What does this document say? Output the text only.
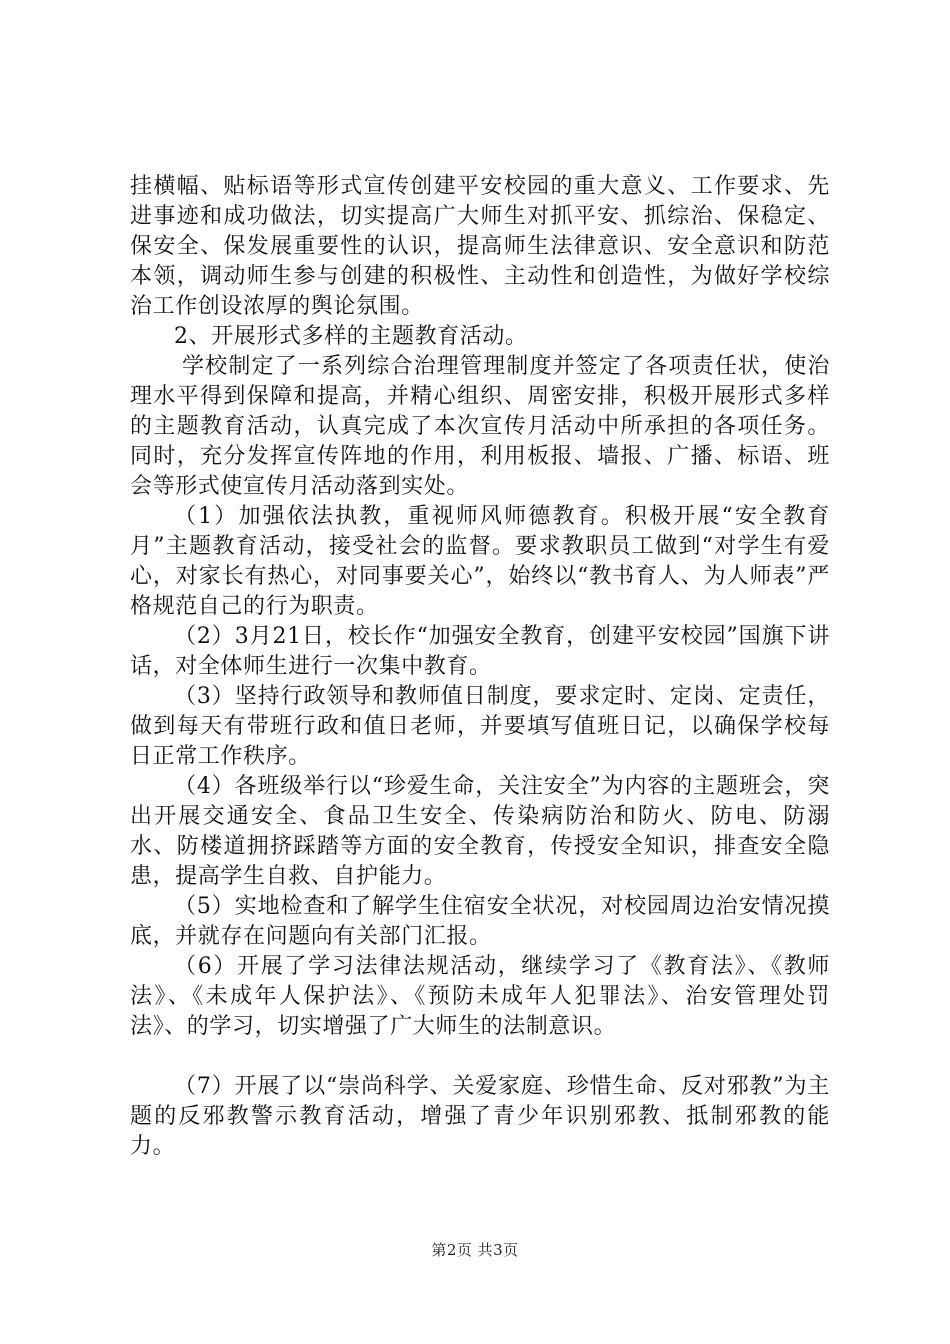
挂横幅、贴标语等形式宣传创建平安校园的重大意义、工作要求、先进事迹和成功做法，切实提高广大师生对抓平安、抓综治、保稳定、保安全、保发展重要性的认识，提高师生法律意识、安全意识和防范本领，调动师生参与创建的积极性、主动性和创造性，为做好学校综治工作创设浓厚的舆论氛围。

2、开展形式多样的主题教育活动。

学校制定了一系列综合治理管理制度并签定了各项责任状，使治理水平得到保障和提高，并精心组织、周密安排，积极开展形式多样的主题教育活动，认真完成了本次宣传月活动中所承担的各项任务。同时，充分发挥宣传阵地的作用，利用板报、墙报、广播、标语、班会等形式使宣传月活动落到实处。

（1）加强依法执教，重视师风师德教育。积极开展“安全教育月”主题教育活动，接受社会的监督。要求教职员工做到“对学生有爱心，对家长有热心，对同事要关心”，始终以“教书育人、为人师表”严格规范自己的行为职责。

（2）3月21日，校长作“加强安全教育，创建平安校园”国旗下讲话，对全体师生进行一次集中教育。

（3）坚持行政领导和教师值日制度，要求定时、定岗、定责任，做到每天有带班行政和值日老师，并要填写值班日记，以确保学校每日正常工作秩序。

（4）各班级举行以“珍爱生命，关注安全”为内容的主题班会，突出开展交通安全、食品卫生安全、传染病防治和防火、防电、防溺水、防楼道拥挤踩踏等方面的安全教育，传授安全知识，排查安全隐患，提高学生自救、自护能力。

（5）实地检查和了解学生住宿安全状况，对校园周边治安情况摸底，并就存在问题向有关部门汇报。

（6）开展了学习法律法规活动，继续学习了《教育法》、《教师法》、《未成年人保护法》、《预防未成年人犯罪法》、治安管理处罚法》、的学习，切实增强了广大师生的法制意识。

（7）开展了以“崇尚科学、关爱家庭、珍惜生命、反对邪教”为主题的反邪教警示教育活动，增强了青少年识别邪教、抵制邪教的能力。

第2页 共3页
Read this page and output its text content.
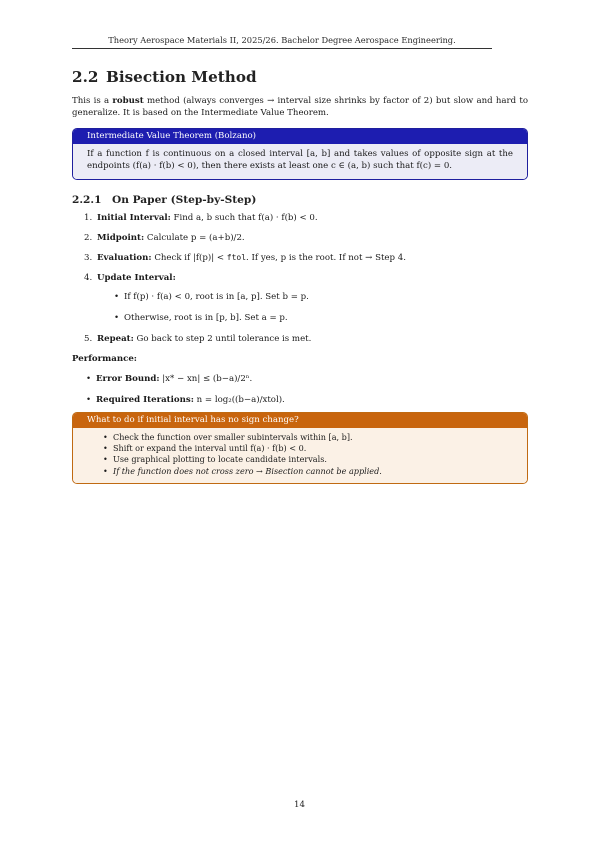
Theory Aerospace Materials II, 2025/26. Bachelor Degree Aerospace Engineering.
2.2 Bisection Method

This is a robust method (always converges → interval size shrinks by factor of 2) but slow and hard to generalize. It is based on the Intermediate Value Theorem.

Intermediate Value Theorem (Bolzano)
If a function f is continuous on a closed interval [a, b] and takes values of opposite sign at the endpoints (f(a) · f(b) < 0), then there exists at least one c ∈ (a, b) such that f(c) = 0.
2.2.1 On Paper (Step-by-Step)
1. Initial Interval: Find a, b such that f(a) · f(b) < 0.
2. Midpoint: Calculate p = (a+b)/2.
3. Evaluation: Check if |f(p)| < ftol. If yes, p is the root. If not → Step 4.
4. Update Interval:
• If f(p) · f(a) < 0, root is in [a, p]. Set b = p.
• Otherwise, root is in [p, b]. Set a = p.
5. Repeat: Go back to step 2 until tolerance is met.
Performance:
• Error Bound: |x* − xn| ≤ (b−a)/2ⁿ.
• Required Iterations: n = log₂((b−a)/xtol).
What to do if initial interval has no sign change?
• Check the function over smaller subintervals within [a, b].
• Shift or expand the interval until f(a) · f(b) < 0.
• Use graphical plotting to locate candidate intervals.
• If the function does not cross zero → Bisection cannot be applied.
14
+-------+
Read the lines above. Gather those in which the string "Intermediate" is found.

• _Result_
This is a robust method (always converges → interval size shrinks by factor of 2) but slow and hard to generalize. It is based on the Intermediate Value Theorem.
Intermediate Value Theorem (Bolzano)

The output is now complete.